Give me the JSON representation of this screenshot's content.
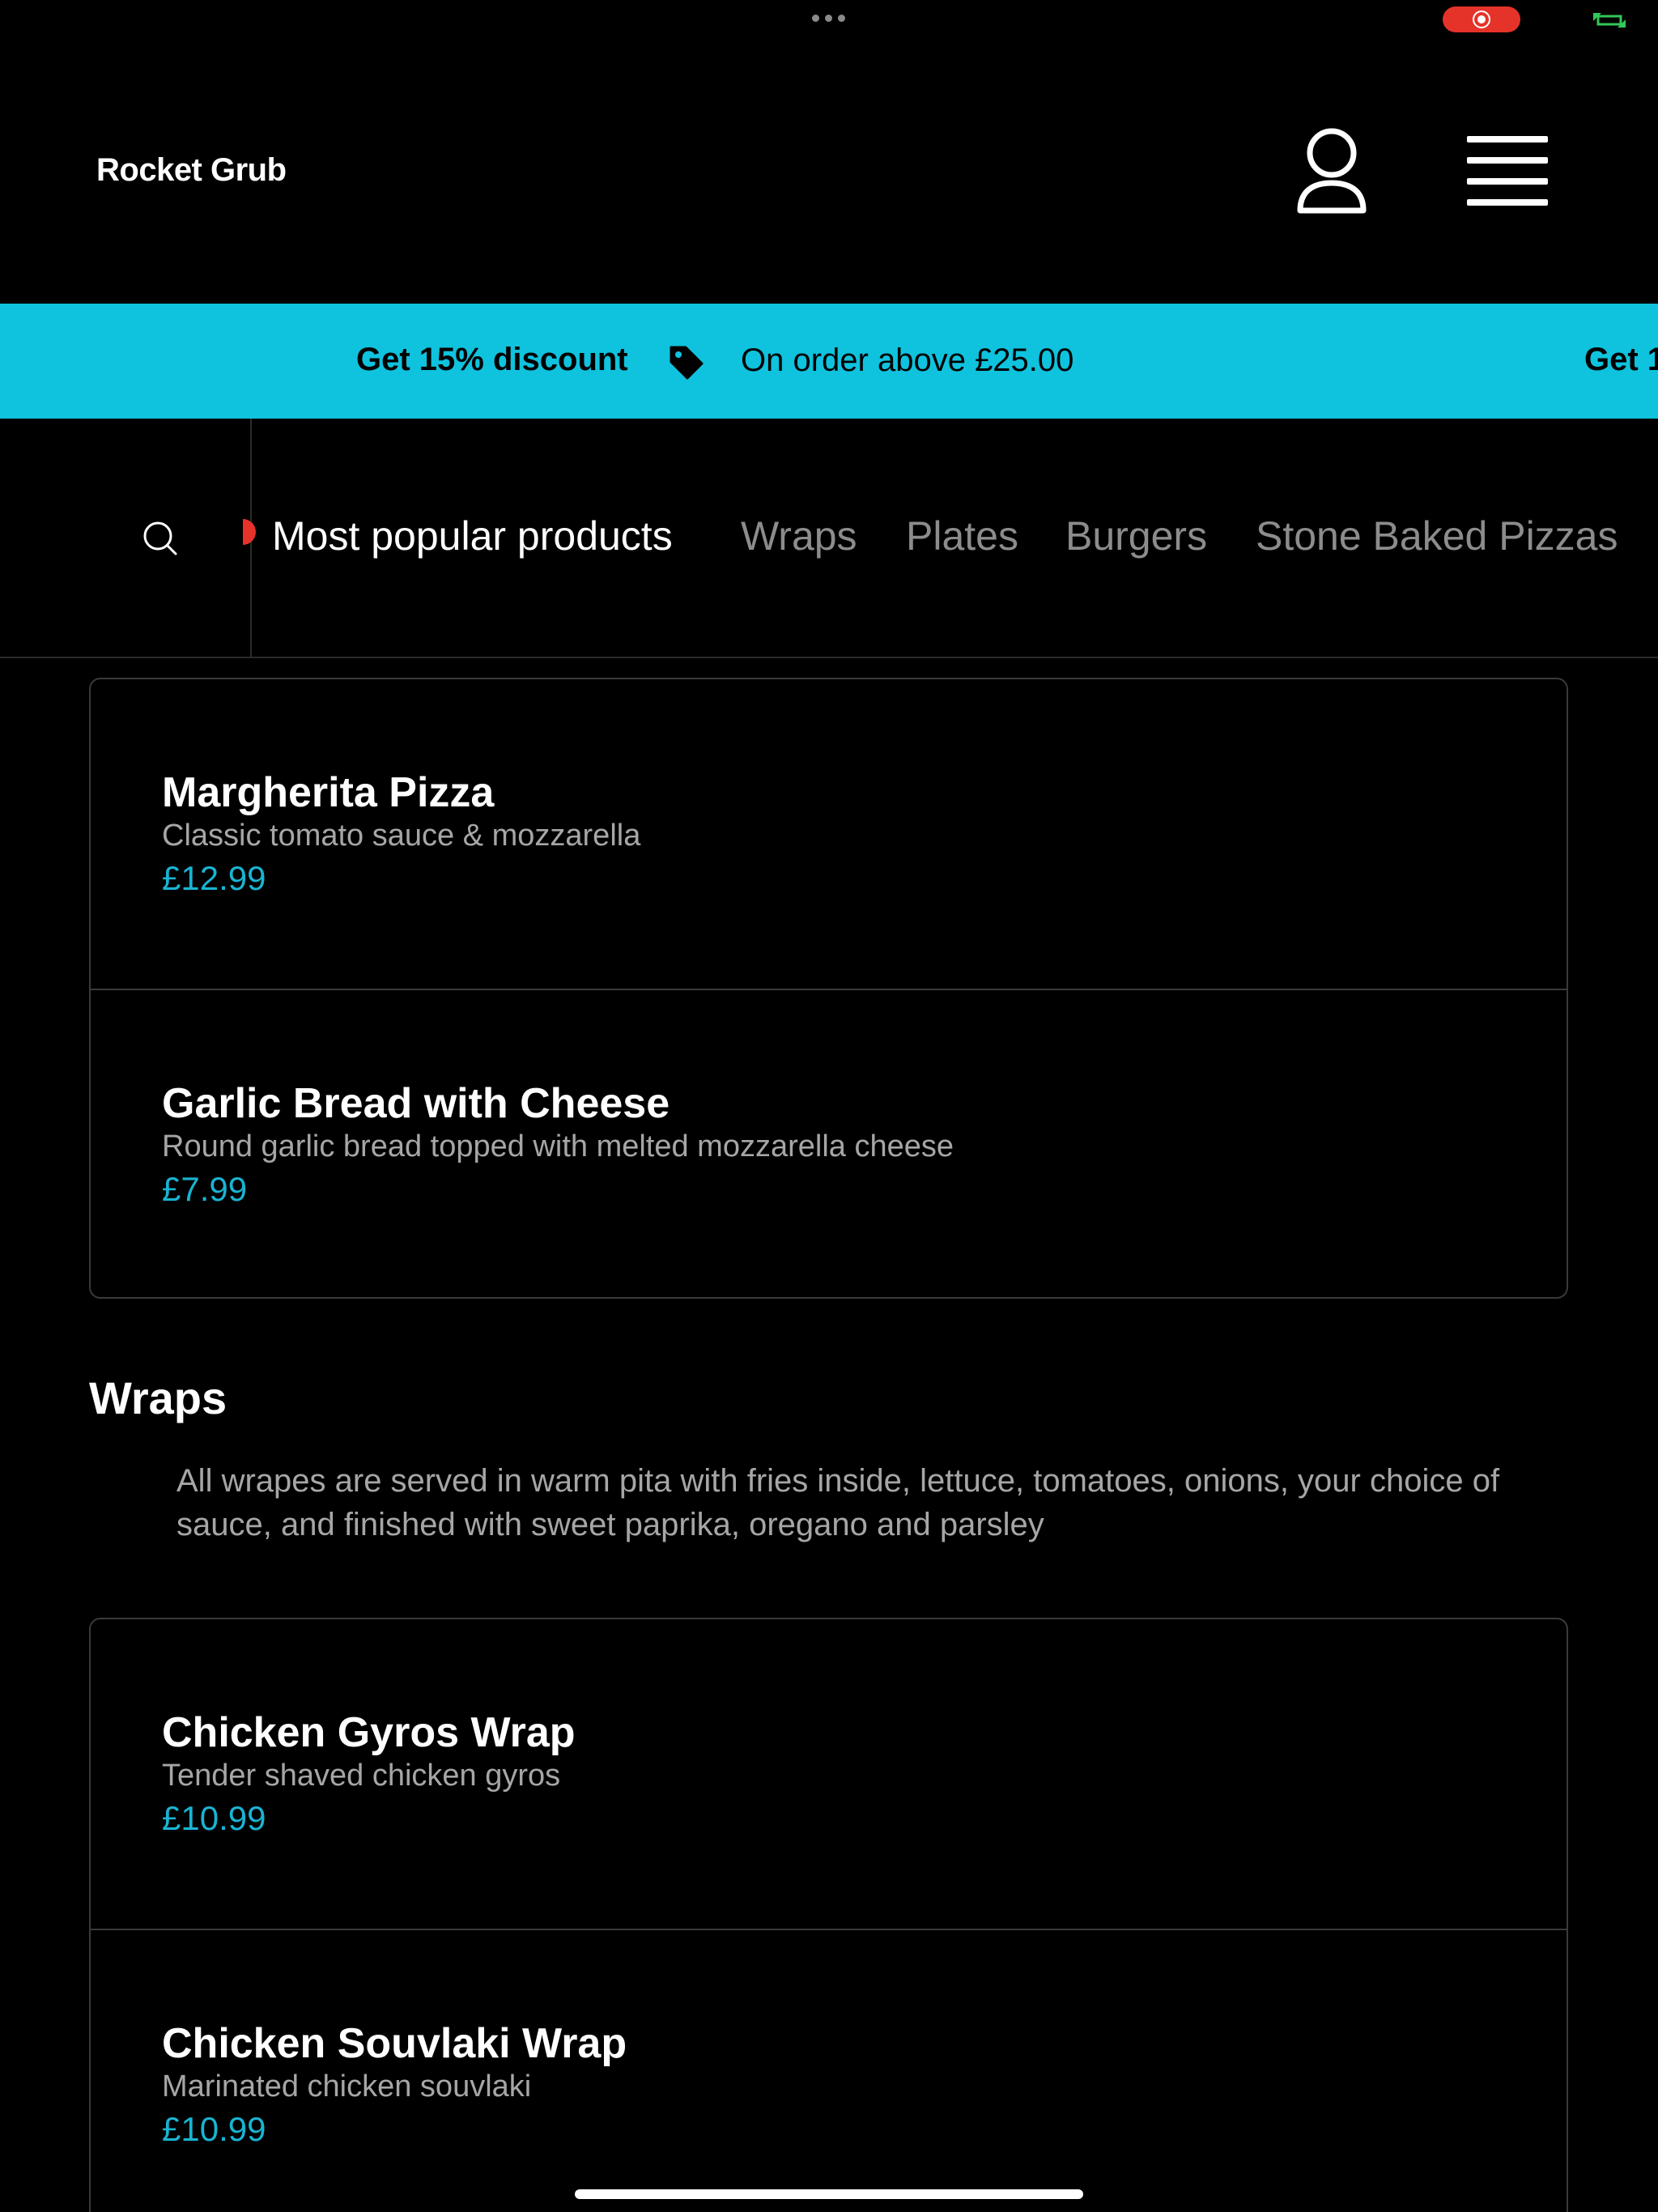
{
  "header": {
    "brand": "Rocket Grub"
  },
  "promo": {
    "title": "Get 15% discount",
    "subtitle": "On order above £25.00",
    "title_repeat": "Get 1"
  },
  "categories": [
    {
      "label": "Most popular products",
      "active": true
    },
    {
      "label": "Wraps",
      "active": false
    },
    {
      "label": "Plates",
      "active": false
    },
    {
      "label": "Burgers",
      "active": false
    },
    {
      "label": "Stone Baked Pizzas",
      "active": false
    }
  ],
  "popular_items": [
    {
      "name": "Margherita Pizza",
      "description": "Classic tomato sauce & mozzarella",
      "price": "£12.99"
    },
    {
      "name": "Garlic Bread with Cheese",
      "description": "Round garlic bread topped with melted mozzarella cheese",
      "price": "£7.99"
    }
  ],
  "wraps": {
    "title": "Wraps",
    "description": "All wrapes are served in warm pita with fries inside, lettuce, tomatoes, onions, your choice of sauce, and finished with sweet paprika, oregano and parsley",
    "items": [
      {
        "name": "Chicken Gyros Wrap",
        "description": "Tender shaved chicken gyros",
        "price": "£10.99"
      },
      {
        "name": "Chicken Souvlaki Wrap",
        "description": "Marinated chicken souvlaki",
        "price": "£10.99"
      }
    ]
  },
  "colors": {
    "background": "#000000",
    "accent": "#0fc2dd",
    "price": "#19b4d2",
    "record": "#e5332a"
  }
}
# # # #
» **STATED PROBLEM**
Quote the entries in full. Any image among them is to be omitted from the copy.

» **THE REPLY**
Give me the JSON representation of this screenshot's content.
{
  "header": {
    "brand": "Rocket Grub"
  },
  "promo": {
    "title": "Get 15% discount",
    "subtitle": "On order above £25.00",
    "title_repeat": "Get 1"
  },
  "categories": [
    {
      "label": "Most popular products",
      "active": true
    },
    {
      "label": "Wraps",
      "active": false
    },
    {
      "label": "Plates",
      "active": false
    },
    {
      "label": "Burgers",
      "active": false
    },
    {
      "label": "Stone Baked Pizzas",
      "active": false
    }
  ],
  "popular_items": [
    {
      "name": "Margherita Pizza",
      "description": "Classic tomato sauce & mozzarella",
      "price": "£12.99"
    },
    {
      "name": "Garlic Bread with Cheese",
      "description": "Round garlic bread topped with melted mozzarella cheese",
      "price": "£7.99"
    }
  ],
  "wraps": {
    "title": "Wraps",
    "description": "All wrapes are served in warm pita with fries inside, lettuce, tomatoes, onions, your choice of sauce, and finished with sweet paprika, oregano and parsley",
    "items": [
      {
        "name": "Chicken Gyros Wrap",
        "description": "Tender shaved chicken gyros",
        "price": "£10.99"
      },
      {
        "name": "Chicken Souvlaki Wrap",
        "description": "Marinated chicken souvlaki",
        "price": "£10.99"
      }
    ]
  },
  "colors": {
    "background": "#000000",
    "accent": "#0fc2dd",
    "price": "#19b4d2",
    "record": "#e5332a"
  }
}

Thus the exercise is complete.